>> start
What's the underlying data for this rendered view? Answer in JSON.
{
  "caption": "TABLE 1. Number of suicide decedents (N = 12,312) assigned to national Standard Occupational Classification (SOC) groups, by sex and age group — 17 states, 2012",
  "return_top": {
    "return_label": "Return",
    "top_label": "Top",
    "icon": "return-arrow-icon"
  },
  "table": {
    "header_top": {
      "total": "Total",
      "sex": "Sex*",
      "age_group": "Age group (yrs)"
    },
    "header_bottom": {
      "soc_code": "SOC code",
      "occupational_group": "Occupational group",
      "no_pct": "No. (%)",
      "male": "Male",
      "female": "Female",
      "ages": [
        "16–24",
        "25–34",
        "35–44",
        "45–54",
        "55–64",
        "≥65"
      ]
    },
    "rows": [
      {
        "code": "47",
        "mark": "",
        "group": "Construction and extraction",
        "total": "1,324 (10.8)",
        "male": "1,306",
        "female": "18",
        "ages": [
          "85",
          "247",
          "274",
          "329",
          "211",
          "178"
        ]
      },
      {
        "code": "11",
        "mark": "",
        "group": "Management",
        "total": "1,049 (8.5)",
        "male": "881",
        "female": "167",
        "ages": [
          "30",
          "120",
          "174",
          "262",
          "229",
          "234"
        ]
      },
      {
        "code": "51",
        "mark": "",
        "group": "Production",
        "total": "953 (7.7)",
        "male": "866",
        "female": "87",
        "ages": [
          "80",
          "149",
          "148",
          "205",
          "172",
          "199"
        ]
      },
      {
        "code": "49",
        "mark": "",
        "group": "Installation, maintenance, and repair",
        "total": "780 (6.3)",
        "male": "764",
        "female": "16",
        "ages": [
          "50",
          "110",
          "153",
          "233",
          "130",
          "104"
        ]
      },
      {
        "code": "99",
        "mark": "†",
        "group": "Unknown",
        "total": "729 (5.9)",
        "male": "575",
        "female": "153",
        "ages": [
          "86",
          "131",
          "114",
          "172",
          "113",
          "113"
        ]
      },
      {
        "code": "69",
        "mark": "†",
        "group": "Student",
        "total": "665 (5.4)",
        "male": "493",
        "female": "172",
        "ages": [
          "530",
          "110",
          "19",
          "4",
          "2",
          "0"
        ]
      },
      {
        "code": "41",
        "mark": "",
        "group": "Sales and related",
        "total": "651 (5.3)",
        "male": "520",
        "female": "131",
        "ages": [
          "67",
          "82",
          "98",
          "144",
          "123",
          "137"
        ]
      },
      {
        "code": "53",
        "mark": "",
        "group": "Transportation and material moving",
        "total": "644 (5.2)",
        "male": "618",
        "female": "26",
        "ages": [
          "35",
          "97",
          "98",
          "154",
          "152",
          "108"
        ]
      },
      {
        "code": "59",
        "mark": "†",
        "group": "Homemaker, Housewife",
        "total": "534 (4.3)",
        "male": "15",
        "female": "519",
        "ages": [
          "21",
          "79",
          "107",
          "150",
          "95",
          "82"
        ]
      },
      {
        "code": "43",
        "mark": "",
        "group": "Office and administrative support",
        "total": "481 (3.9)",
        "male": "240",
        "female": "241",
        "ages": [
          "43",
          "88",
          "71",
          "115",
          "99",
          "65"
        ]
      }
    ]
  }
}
>> end
Transcribe each entry exactly.

| SOLUTION TO THIS PROBLEM |
What's the underlying data for this rendered view? Answer in JSON.
{
  "caption": "TABLE 1. Number of suicide decedents (N = 12,312) assigned to national Standard Occupational Classification (SOC) groups, by sex and age group — 17 states, 2012",
  "return_top": {
    "return_label": "Return",
    "top_label": "Top",
    "icon": "return-arrow-icon"
  },
  "table": {
    "header_top": {
      "total": "Total",
      "sex": "Sex*",
      "age_group": "Age group (yrs)"
    },
    "header_bottom": {
      "soc_code": "SOC code",
      "occupational_group": "Occupational group",
      "no_pct": "No. (%)",
      "male": "Male",
      "female": "Female",
      "ages": [
        "16–24",
        "25–34",
        "35–44",
        "45–54",
        "55–64",
        "≥65"
      ]
    },
    "rows": [
      {
        "code": "47",
        "mark": "",
        "group": "Construction and extraction",
        "total": "1,324 (10.8)",
        "male": "1,306",
        "female": "18",
        "ages": [
          "85",
          "247",
          "274",
          "329",
          "211",
          "178"
        ]
      },
      {
        "code": "11",
        "mark": "",
        "group": "Management",
        "total": "1,049 (8.5)",
        "male": "881",
        "female": "167",
        "ages": [
          "30",
          "120",
          "174",
          "262",
          "229",
          "234"
        ]
      },
      {
        "code": "51",
        "mark": "",
        "group": "Production",
        "total": "953 (7.7)",
        "male": "866",
        "female": "87",
        "ages": [
          "80",
          "149",
          "148",
          "205",
          "172",
          "199"
        ]
      },
      {
        "code": "49",
        "mark": "",
        "group": "Installation, maintenance, and repair",
        "total": "780 (6.3)",
        "male": "764",
        "female": "16",
        "ages": [
          "50",
          "110",
          "153",
          "233",
          "130",
          "104"
        ]
      },
      {
        "code": "99",
        "mark": "†",
        "group": "Unknown",
        "total": "729 (5.9)",
        "male": "575",
        "female": "153",
        "ages": [
          "86",
          "131",
          "114",
          "172",
          "113",
          "113"
        ]
      },
      {
        "code": "69",
        "mark": "†",
        "group": "Student",
        "total": "665 (5.4)",
        "male": "493",
        "female": "172",
        "ages": [
          "530",
          "110",
          "19",
          "4",
          "2",
          "0"
        ]
      },
      {
        "code": "41",
        "mark": "",
        "group": "Sales and related",
        "total": "651 (5.3)",
        "male": "520",
        "female": "131",
        "ages": [
          "67",
          "82",
          "98",
          "144",
          "123",
          "137"
        ]
      },
      {
        "code": "53",
        "mark": "",
        "group": "Transportation and material moving",
        "total": "644 (5.2)",
        "male": "618",
        "female": "26",
        "ages": [
          "35",
          "97",
          "98",
          "154",
          "152",
          "108"
        ]
      },
      {
        "code": "59",
        "mark": "†",
        "group": "Homemaker, Housewife",
        "total": "534 (4.3)",
        "male": "15",
        "female": "519",
        "ages": [
          "21",
          "79",
          "107",
          "150",
          "95",
          "82"
        ]
      },
      {
        "code": "43",
        "mark": "",
        "group": "Office and administrative support",
        "total": "481 (3.9)",
        "male": "240",
        "female": "241",
        "ages": [
          "43",
          "88",
          "71",
          "115",
          "99",
          "65"
        ]
      }
    ]
  }
}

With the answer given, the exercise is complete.